CHALLENGE:
Output only the lines that run from the line holding "Give me the" to the end of the data below, including both ends, without any pictures.

MATERIAL SHOWN:
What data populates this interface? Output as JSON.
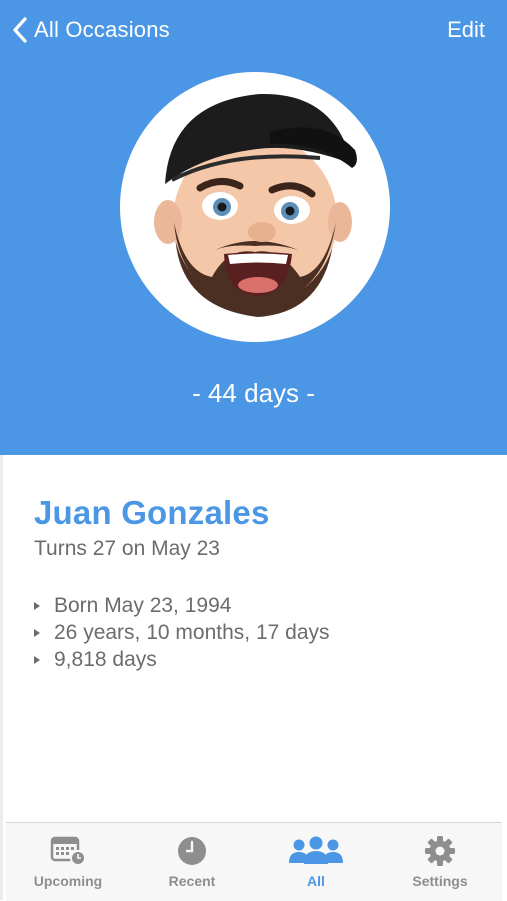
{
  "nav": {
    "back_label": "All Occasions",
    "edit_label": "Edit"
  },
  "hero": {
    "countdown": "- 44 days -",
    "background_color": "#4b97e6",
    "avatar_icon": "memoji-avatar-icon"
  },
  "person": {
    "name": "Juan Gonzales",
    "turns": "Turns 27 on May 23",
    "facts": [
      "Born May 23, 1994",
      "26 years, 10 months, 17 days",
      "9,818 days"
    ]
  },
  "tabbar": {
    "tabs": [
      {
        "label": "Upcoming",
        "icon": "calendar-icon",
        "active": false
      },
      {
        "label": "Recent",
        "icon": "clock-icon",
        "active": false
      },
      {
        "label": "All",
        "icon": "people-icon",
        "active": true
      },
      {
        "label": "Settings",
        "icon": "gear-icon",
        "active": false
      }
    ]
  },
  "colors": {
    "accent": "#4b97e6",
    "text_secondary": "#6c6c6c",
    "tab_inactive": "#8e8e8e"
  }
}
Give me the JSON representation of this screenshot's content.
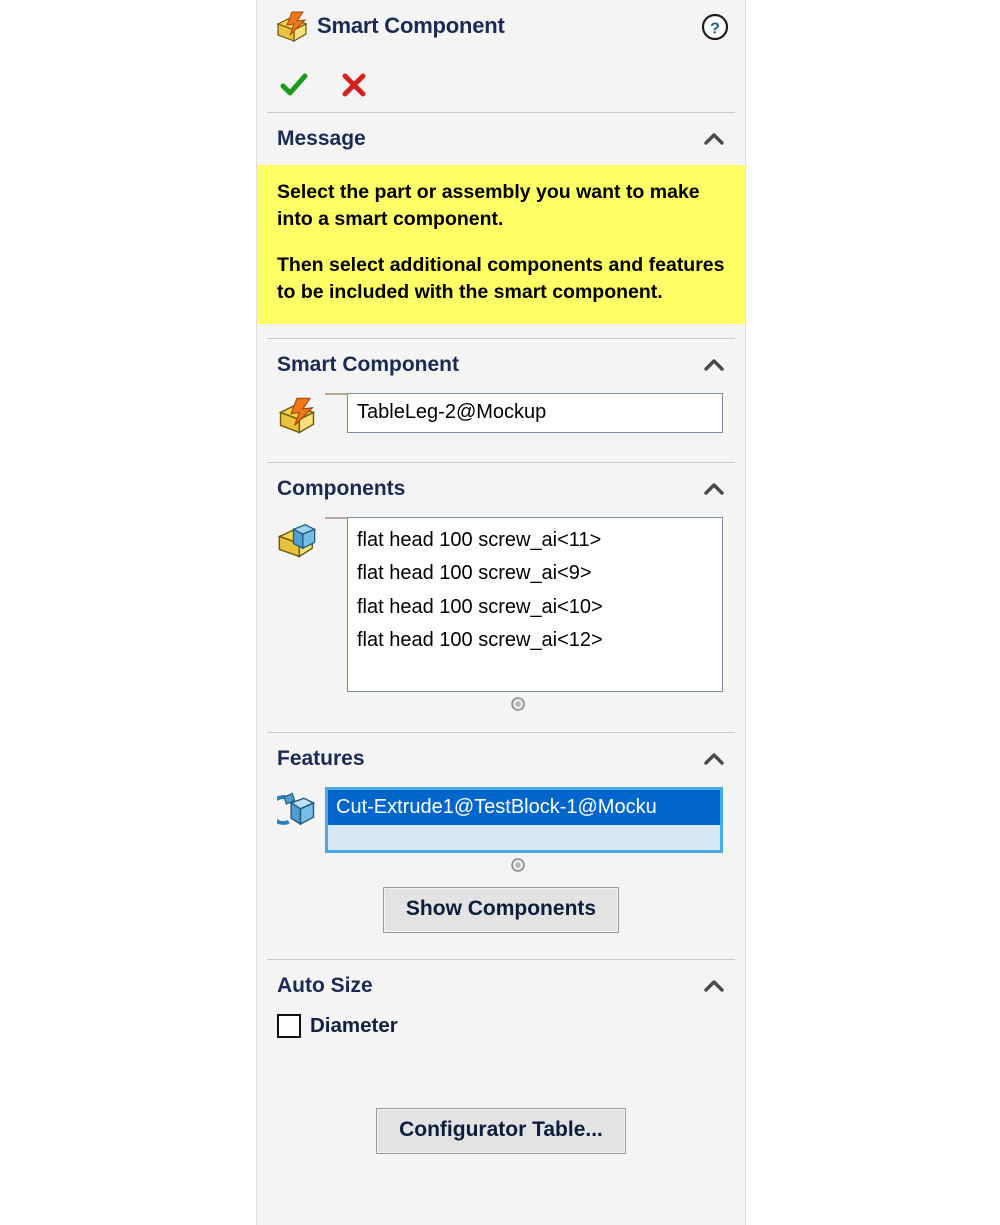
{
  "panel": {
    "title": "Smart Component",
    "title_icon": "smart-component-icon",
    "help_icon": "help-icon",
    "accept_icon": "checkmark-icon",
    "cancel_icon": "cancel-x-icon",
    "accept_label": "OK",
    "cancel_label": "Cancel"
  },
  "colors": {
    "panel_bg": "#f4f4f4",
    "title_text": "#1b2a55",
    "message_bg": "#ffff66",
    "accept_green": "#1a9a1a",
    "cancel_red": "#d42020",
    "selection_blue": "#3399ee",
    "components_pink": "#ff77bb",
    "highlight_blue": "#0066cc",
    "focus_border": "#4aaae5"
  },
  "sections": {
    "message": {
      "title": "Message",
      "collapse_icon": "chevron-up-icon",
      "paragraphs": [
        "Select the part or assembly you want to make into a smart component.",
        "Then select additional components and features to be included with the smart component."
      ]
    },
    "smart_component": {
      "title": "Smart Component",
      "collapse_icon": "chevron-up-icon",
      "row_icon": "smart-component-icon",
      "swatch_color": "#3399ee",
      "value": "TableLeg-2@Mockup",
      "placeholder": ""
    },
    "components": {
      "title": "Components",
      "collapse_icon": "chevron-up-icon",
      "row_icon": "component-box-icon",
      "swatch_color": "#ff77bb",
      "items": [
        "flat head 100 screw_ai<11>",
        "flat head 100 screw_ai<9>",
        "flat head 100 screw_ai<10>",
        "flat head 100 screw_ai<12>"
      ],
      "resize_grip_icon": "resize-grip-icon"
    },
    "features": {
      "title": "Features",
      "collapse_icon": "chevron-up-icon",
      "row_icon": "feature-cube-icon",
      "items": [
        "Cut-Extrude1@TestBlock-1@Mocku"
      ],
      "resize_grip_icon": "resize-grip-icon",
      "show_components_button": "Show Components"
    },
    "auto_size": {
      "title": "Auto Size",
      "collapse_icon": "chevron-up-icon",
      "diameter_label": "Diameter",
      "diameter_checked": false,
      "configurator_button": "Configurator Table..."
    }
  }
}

REPLY TO THE EXERCISE:
Give me the JSON representation of this screenshot's content.
{
  "panel": {
    "title": "Smart Component",
    "title_icon": "smart-component-icon",
    "help_icon": "help-icon",
    "accept_icon": "checkmark-icon",
    "cancel_icon": "cancel-x-icon",
    "accept_label": "OK",
    "cancel_label": "Cancel"
  },
  "colors": {
    "panel_bg": "#f4f4f4",
    "title_text": "#1b2a55",
    "message_bg": "#ffff66",
    "accept_green": "#1a9a1a",
    "cancel_red": "#d42020",
    "selection_blue": "#3399ee",
    "components_pink": "#ff77bb",
    "highlight_blue": "#0066cc",
    "focus_border": "#4aaae5"
  },
  "sections": {
    "message": {
      "title": "Message",
      "collapse_icon": "chevron-up-icon",
      "paragraphs": [
        "Select the part or assembly you want to make into a smart component.",
        "Then select additional components and features to be included with the smart component."
      ]
    },
    "smart_component": {
      "title": "Smart Component",
      "collapse_icon": "chevron-up-icon",
      "row_icon": "smart-component-icon",
      "swatch_color": "#3399ee",
      "value": "TableLeg-2@Mockup",
      "placeholder": ""
    },
    "components": {
      "title": "Components",
      "collapse_icon": "chevron-up-icon",
      "row_icon": "component-box-icon",
      "swatch_color": "#ff77bb",
      "items": [
        "flat head 100 screw_ai<11>",
        "flat head 100 screw_ai<9>",
        "flat head 100 screw_ai<10>",
        "flat head 100 screw_ai<12>"
      ],
      "resize_grip_icon": "resize-grip-icon"
    },
    "features": {
      "title": "Features",
      "collapse_icon": "chevron-up-icon",
      "row_icon": "feature-cube-icon",
      "items": [
        "Cut-Extrude1@TestBlock-1@Mocku"
      ],
      "resize_grip_icon": "resize-grip-icon",
      "show_components_button": "Show Components"
    },
    "auto_size": {
      "title": "Auto Size",
      "collapse_icon": "chevron-up-icon",
      "diameter_label": "Diameter",
      "diameter_checked": false,
      "configurator_button": "Configurator Table..."
    }
  }
}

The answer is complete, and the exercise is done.